◆ **Requirement**: Reproduce the listing below exactly, minus its pictures.

[Entries from a dataset]
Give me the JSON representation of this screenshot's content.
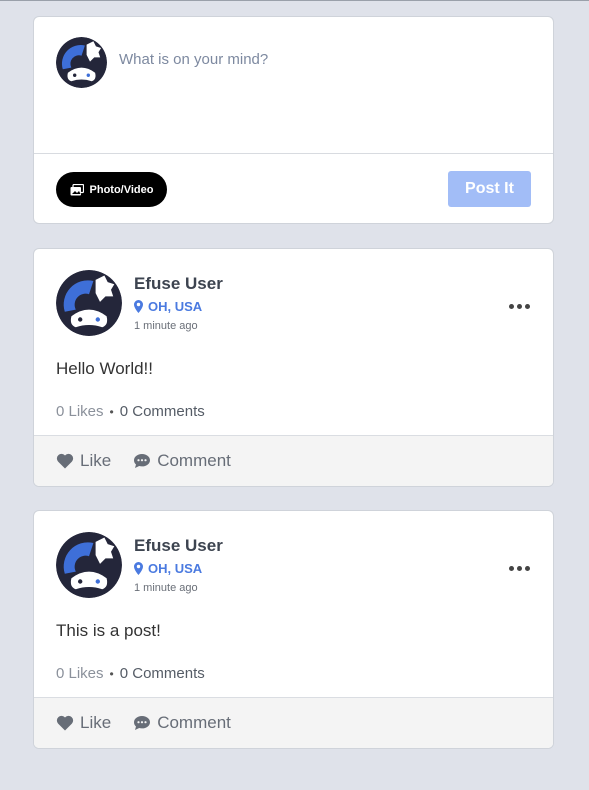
{
  "composer": {
    "placeholder": "What is on your mind?",
    "photo_video_label": "Photo/Video",
    "post_button_label": "Post It"
  },
  "posts": [
    {
      "author": "Efuse User",
      "location": "OH, USA",
      "time": "1 minute ago",
      "text": "Hello World!!",
      "likes": "0 Likes",
      "comments": "0 Comments"
    },
    {
      "author": "Efuse User",
      "location": "OH, USA",
      "time": "1 minute ago",
      "text": "This is a post!",
      "likes": "0 Likes",
      "comments": "0 Comments"
    }
  ],
  "actions": {
    "like_label": "Like",
    "comment_label": "Comment"
  },
  "icons": {
    "avatar": "gamepad-avatar-icon",
    "photo": "photo-video-icon",
    "location": "map-pin-icon",
    "more": "more-dots-icon",
    "like": "heart-icon",
    "comment": "comment-bubble-icon"
  },
  "colors": {
    "accent": "#4a7ae0",
    "post_button": "#a2bdf7",
    "background": "#dfe2ea"
  }
}
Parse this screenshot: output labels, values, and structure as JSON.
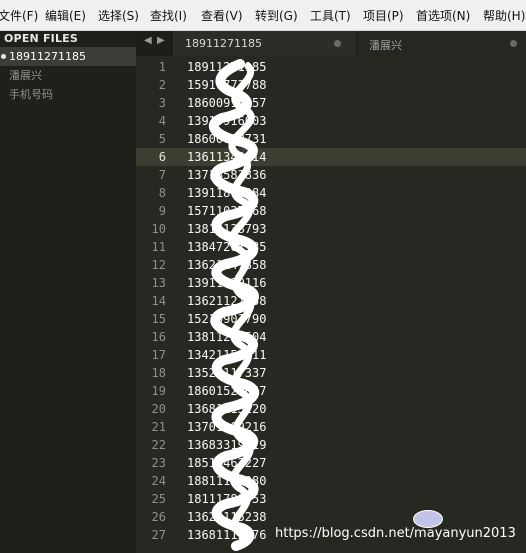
{
  "menu": [
    "文件(F)",
    "编辑(E)",
    "选择(S)",
    "查找(I)",
    "查看(V)",
    "转到(G)",
    "工具(T)",
    "项目(P)",
    "首选项(N)",
    "帮助(H)"
  ],
  "sidebar": {
    "header": "OPEN FILES",
    "files": [
      {
        "label": "18911271185",
        "active": true
      },
      {
        "label": "潘展兴",
        "active": false
      },
      {
        "label": "手机号码",
        "active": false
      }
    ]
  },
  "tabs": [
    {
      "label": "18911271185",
      "active": true
    },
    {
      "label": "潘展兴",
      "active": false
    }
  ],
  "tab_nav": {
    "prev_icon": "triangle-left",
    "next_icon": "triangle-right"
  },
  "editor": {
    "current_line": 6,
    "lines": [
      "18911271185",
      "15910773788",
      "18600915357",
      "13910916003",
      "18600708731",
      "13611343014",
      "13718583836",
      "13911874084",
      "15711037968",
      "13811138793",
      "13847201985",
      "13621147858",
      "13911529116",
      "13621127858",
      "15210901790",
      "13811209504",
      "13421152011",
      "13521117337",
      "18601520667",
      "13681113220",
      "13701109216",
      "13683319319",
      "18511462227",
      "18811163080",
      "18111788953",
      "13621115238",
      "13681112276"
    ]
  },
  "watermark": "https://blog.csdn.net/mayanyun2013",
  "colors": {
    "editor_bg": "#272822",
    "sidebar_bg": "#1f201b",
    "menu_bg": "#f0f0f0",
    "scribble": "#ffffff"
  }
}
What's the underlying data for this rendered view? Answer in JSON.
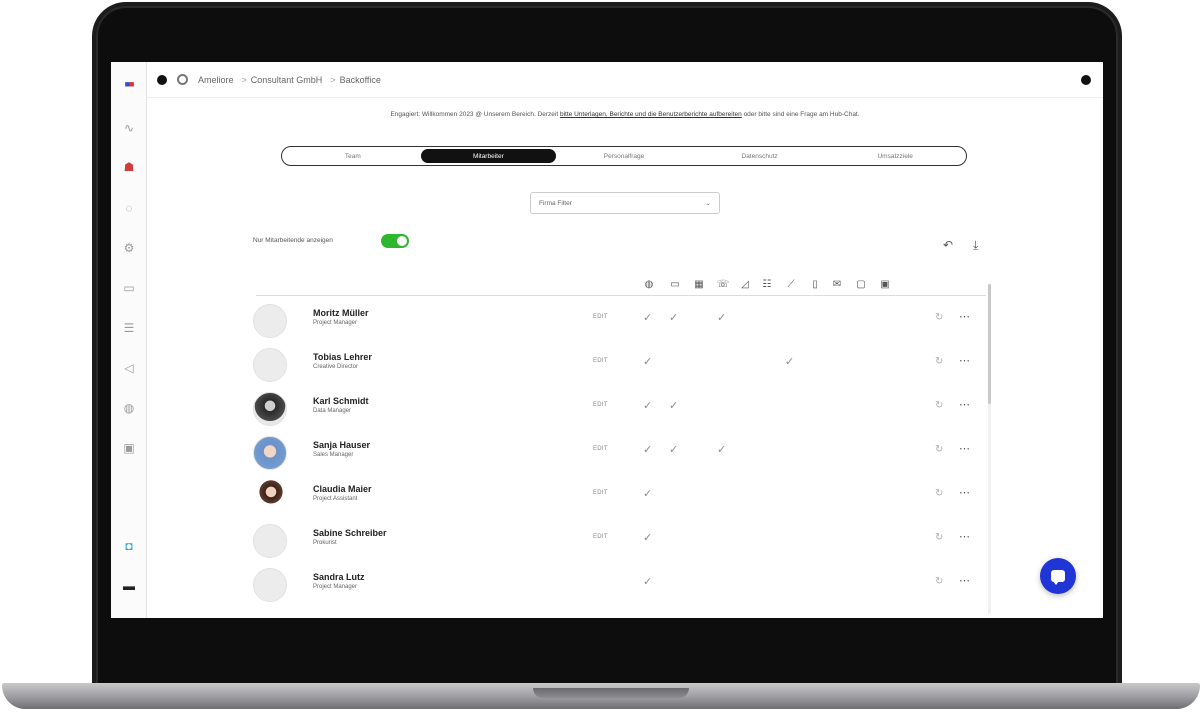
{
  "breadcrumb": [
    "Ameliore",
    "Consultant GmbH",
    "Backoffice"
  ],
  "info": {
    "text": "Engagiert: Willkommen 2023 @ Unserem Bereich. Derzeit",
    "link": "bitte Unterlagen, Berichte und die Benutzerberichte aufbereiten",
    "suffix": "oder bitte sind eine Frage am Hub-Chat."
  },
  "tabs": [
    "Team",
    "Mitarbeiter",
    "Personalfrage",
    "Datenschutz",
    "Umsatzziele"
  ],
  "active_tab": "Mitarbeiter",
  "dropdown": {
    "value": "Firma Filter"
  },
  "toggle": {
    "label": "Nur Mitarbeitende anzeigen",
    "on": true
  },
  "column_icons": [
    "globe-icon",
    "screen-icon",
    "calendar-icon",
    "phone-icon",
    "chart-icon",
    "list-icon",
    "link-icon",
    "document-icon",
    "mail-icon",
    "box-icon",
    "gift-icon"
  ],
  "edit_label": "EDIT",
  "rows": [
    {
      "name": "Moritz Müller",
      "role": "Project Manager",
      "checks": [
        0,
        1,
        3
      ]
    },
    {
      "name": "Tobias Lehrer",
      "role": "Creative Director",
      "checks": [
        0,
        6
      ]
    },
    {
      "name": "Karl Schmidt",
      "role": "Data Manager",
      "checks": [
        0,
        1
      ]
    },
    {
      "name": "Sanja Hauser",
      "role": "Sales Manager",
      "checks": [
        0,
        1,
        3
      ]
    },
    {
      "name": "Claudia Maier",
      "role": "Project Assistant",
      "checks": [
        0
      ]
    },
    {
      "name": "Sabine Schreiber",
      "role": "Prokurist",
      "checks": [
        0
      ]
    },
    {
      "name": "Sandra Lutz",
      "role": "Project Manager",
      "checks": [
        0
      ]
    }
  ],
  "colors": {
    "accent": "#1f35d6",
    "toggle": "#2fb62f",
    "tab_active": "#111111"
  }
}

◆ **Full answer**:
Give me the JSON representation of this screenshot's content.
{
  "composer": {
    "placeholder": "What is on your mind?",
    "photo_video_label": "Photo/Video",
    "post_button_label": "Post It"
  },
  "posts": [
    {
      "author": "Efuse User",
      "location": "OH, USA",
      "time": "1 minute ago",
      "text": "Hello World!!",
      "likes": "0 Likes",
      "comments": "0 Comments"
    },
    {
      "author": "Efuse User",
      "location": "OH, USA",
      "time": "1 minute ago",
      "text": "This is a post!",
      "likes": "0 Likes",
      "comments": "0 Comments"
    }
  ],
  "actions": {
    "like_label": "Like",
    "comment_label": "Comment"
  },
  "icons": {
    "avatar": "gamepad-avatar-icon",
    "photo": "photo-video-icon",
    "location": "map-pin-icon",
    "more": "more-dots-icon",
    "like": "heart-icon",
    "comment": "comment-bubble-icon"
  },
  "colors": {
    "accent": "#4a7ae0",
    "post_button": "#a2bdf7",
    "background": "#dfe2ea"
  }
}
Parse this screenshot: output labels, values, and structure as JSON.
{
  "menu": [
    "文件(F)",
    "编辑(E)",
    "选择(S)",
    "查找(I)",
    "查看(V)",
    "转到(G)",
    "工具(T)",
    "项目(P)",
    "首选项(N)",
    "帮助(H)"
  ],
  "sidebar": {
    "header": "OPEN FILES",
    "files": [
      {
        "label": "18911271185",
        "active": true
      },
      {
        "label": "潘展兴",
        "active": false
      },
      {
        "label": "手机号码",
        "active": false
      }
    ]
  },
  "tabs": [
    {
      "label": "18911271185",
      "active": true
    },
    {
      "label": "潘展兴",
      "active": false
    }
  ],
  "tab_nav": {
    "prev_icon": "triangle-left",
    "next_icon": "triangle-right"
  },
  "editor": {
    "current_line": 6,
    "lines": [
      "18911271185",
      "15910773788",
      "18600915357",
      "13910916003",
      "18600708731",
      "13611343014",
      "13718583836",
      "13911874084",
      "15711037968",
      "13811138793",
      "13847201985",
      "13621147858",
      "13911529116",
      "13621127858",
      "15210901790",
      "13811209504",
      "13421152011",
      "13521117337",
      "18601520667",
      "13681113220",
      "13701109216",
      "13683319319",
      "18511462227",
      "18811163080",
      "18111788953",
      "13621115238",
      "13681112276"
    ]
  },
  "watermark": "https://blog.csdn.net/mayanyun2013",
  "colors": {
    "editor_bg": "#272822",
    "sidebar_bg": "#1f201b",
    "menu_bg": "#f0f0f0",
    "scribble": "#ffffff"
  }
}
What's the underlying data for this rendered view? Answer in JSON.
{
  "breadcrumb": [
    "Ameliore",
    "Consultant GmbH",
    "Backoffice"
  ],
  "info": {
    "text": "Engagiert: Willkommen 2023 @ Unserem Bereich. Derzeit",
    "link": "bitte Unterlagen, Berichte und die Benutzerberichte aufbereiten",
    "suffix": "oder bitte sind eine Frage am Hub-Chat."
  },
  "tabs": [
    "Team",
    "Mitarbeiter",
    "Personalfrage",
    "Datenschutz",
    "Umsatzziele"
  ],
  "active_tab": "Mitarbeiter",
  "dropdown": {
    "value": "Firma Filter"
  },
  "toggle": {
    "label": "Nur Mitarbeitende anzeigen",
    "on": true
  },
  "column_icons": [
    "globe-icon",
    "screen-icon",
    "calendar-icon",
    "phone-icon",
    "chart-icon",
    "list-icon",
    "link-icon",
    "document-icon",
    "mail-icon",
    "box-icon",
    "gift-icon"
  ],
  "edit_label": "EDIT",
  "rows": [
    {
      "name": "Moritz Müller",
      "role": "Project Manager",
      "checks": [
        0,
        1,
        3
      ]
    },
    {
      "name": "Tobias Lehrer",
      "role": "Creative Director",
      "checks": [
        0,
        6
      ]
    },
    {
      "name": "Karl Schmidt",
      "role": "Data Manager",
      "checks": [
        0,
        1
      ]
    },
    {
      "name": "Sanja Hauser",
      "role": "Sales Manager",
      "checks": [
        0,
        1,
        3
      ]
    },
    {
      "name": "Claudia Maier",
      "role": "Project Assistant",
      "checks": [
        0
      ]
    },
    {
      "name": "Sabine Schreiber",
      "role": "Prokurist",
      "checks": [
        0
      ]
    },
    {
      "name": "Sandra Lutz",
      "role": "Project Manager",
      "checks": [
        0
      ]
    }
  ],
  "colors": {
    "accent": "#1f35d6",
    "toggle": "#2fb62f",
    "tab_active": "#111111"
  }
}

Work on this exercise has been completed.